>> begin RECORDS FOR PROCESSING
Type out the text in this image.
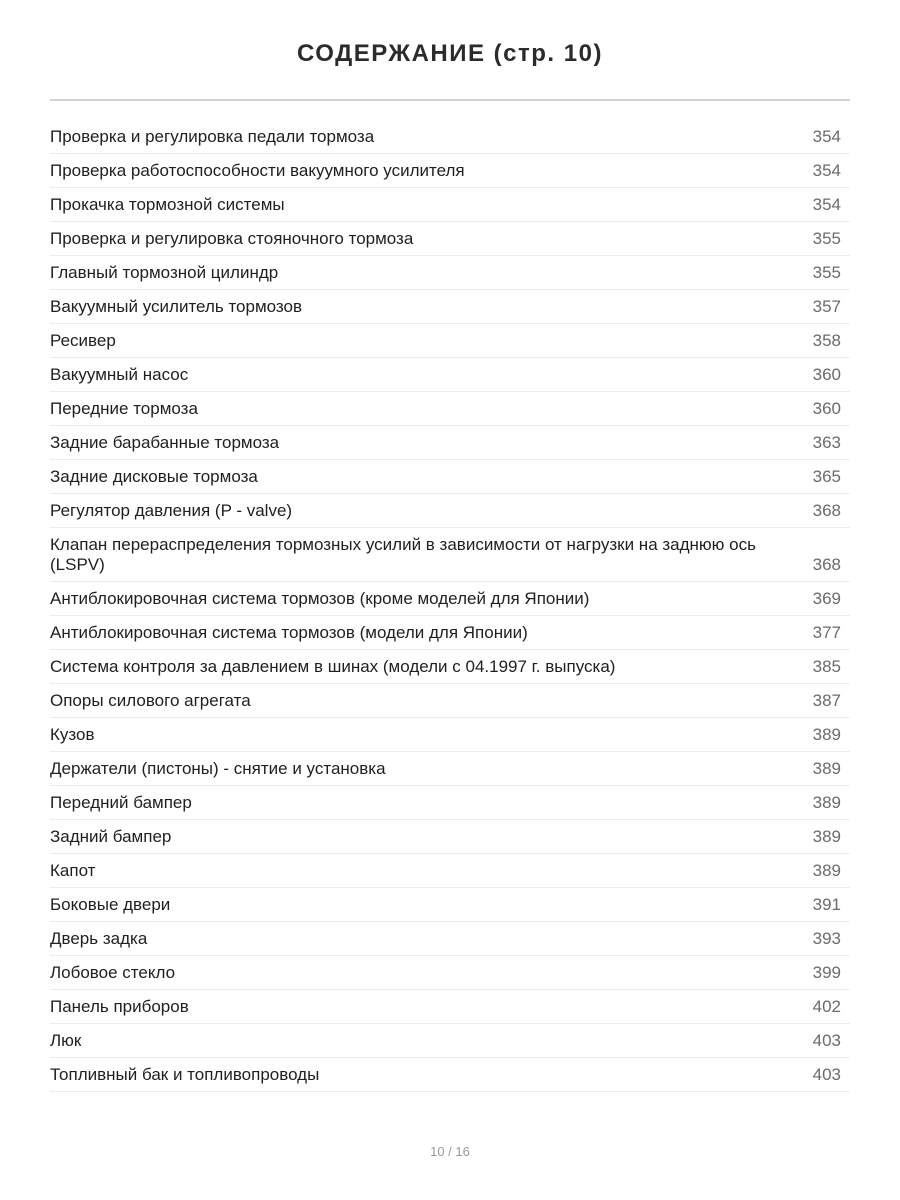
СОДЕРЖАНИЕ (стр. 10)
Проверка и регулировка педали тормоза	354
Проверка работоспособности вакуумного усилителя	354
Прокачка тормозной системы	354
Проверка и регулировка стояночного тормоза	355
Главный тормозной цилиндр	355
Вакуумный усилитель тормозов	357
Ресивер	358
Вакуумный насос	360
Передние тормоза	360
Задние барабанные тормоза	363
Задние дисковые тормоза	365
Регулятор давления (P - valve)	368
Клапан перераспределения тормозных усилий в зависимости от нагрузки на заднюю ось (LSPV)	368
Антиблокировочная система тормозов (кроме моделей для Японии)	369
Антиблокировочная система тормозов (модели для Японии)	377
Система контроля за давлением в шинах (модели с 04.1997 г. выпуска)	385
Опоры силового агрегата	387
Кузов	389
Держатели (пистоны) - снятие и установка	389
Передний бампер	389
Задний бампер	389
Капот	389
Боковые двери	391
Дверь задка	393
Лобовое стекло	399
Панель приборов	402
Люк	403
Топливный бак и топливопроводы	403
10 / 16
>> end RECORDS FOR PROCESSING
Strip out the images, then output the records above word for word.

◆ **WRITTEN SOLUTION**:
Type out the text in this image.
СОДЕРЖАНИЕ (стр. 10)
Проверка и регулировка педали тормоза	354
Проверка работоспособности вакуумного усилителя	354
Прокачка тормозной системы	354
Проверка и регулировка стояночного тормоза	355
Главный тормозной цилиндр	355
Вакуумный усилитель тормозов	357
Ресивер	358
Вакуумный насос	360
Передние тормоза	360
Задние барабанные тормоза	363
Задние дисковые тормоза	365
Регулятор давления (P - valve)	368
Клапан перераспределения тормозных усилий в зависимости от нагрузки на заднюю ось (LSPV)	368
Антиблокировочная система тормозов (кроме моделей для Японии)	369
Антиблокировочная система тормозов (модели для Японии)	377
Система контроля за давлением в шинах (модели с 04.1997 г. выпуска)	385
Опоры силового агрегата	387
Кузов	389
Держатели (пистоны) - снятие и установка	389
Передний бампер	389
Задний бампер	389
Капот	389
Боковые двери	391
Дверь задка	393
Лобовое стекло	399
Панель приборов	402
Люк	403
Топливный бак и топливопроводы	403
10 / 16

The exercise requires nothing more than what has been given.